(A block of data)
____________
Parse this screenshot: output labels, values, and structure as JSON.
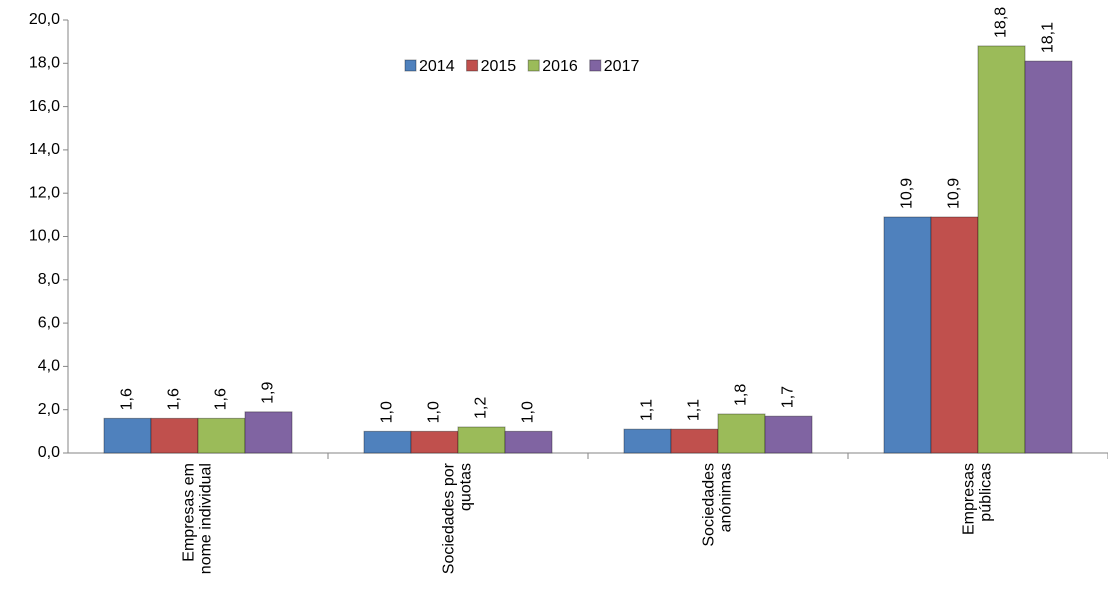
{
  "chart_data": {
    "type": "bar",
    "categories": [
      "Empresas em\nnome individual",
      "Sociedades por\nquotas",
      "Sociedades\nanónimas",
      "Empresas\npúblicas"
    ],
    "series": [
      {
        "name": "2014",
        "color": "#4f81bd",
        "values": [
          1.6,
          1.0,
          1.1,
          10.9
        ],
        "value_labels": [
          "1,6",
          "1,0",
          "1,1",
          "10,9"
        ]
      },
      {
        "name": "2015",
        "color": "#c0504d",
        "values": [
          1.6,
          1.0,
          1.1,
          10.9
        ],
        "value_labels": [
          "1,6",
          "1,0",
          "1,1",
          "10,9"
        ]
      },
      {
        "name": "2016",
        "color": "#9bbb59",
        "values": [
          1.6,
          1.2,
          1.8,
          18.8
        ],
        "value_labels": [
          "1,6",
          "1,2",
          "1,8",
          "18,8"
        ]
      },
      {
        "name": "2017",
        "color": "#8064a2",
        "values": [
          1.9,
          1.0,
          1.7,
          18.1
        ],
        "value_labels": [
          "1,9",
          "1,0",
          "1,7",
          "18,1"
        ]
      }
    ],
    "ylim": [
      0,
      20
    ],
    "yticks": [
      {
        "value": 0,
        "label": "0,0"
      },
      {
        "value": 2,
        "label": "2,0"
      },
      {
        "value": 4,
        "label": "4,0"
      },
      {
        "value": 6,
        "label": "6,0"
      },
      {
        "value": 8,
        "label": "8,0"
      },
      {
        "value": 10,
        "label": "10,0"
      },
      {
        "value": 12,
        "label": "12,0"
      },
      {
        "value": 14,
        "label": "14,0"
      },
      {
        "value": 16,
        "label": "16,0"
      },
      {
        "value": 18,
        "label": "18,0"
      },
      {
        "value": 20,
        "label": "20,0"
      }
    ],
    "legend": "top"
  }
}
____________
__Exercise aim__:
Copy out every line from the data above that has "Empresas" in it.

__Exercise output__:
      "Empresas em\nnome individual",
      "Empresas\npúblicas"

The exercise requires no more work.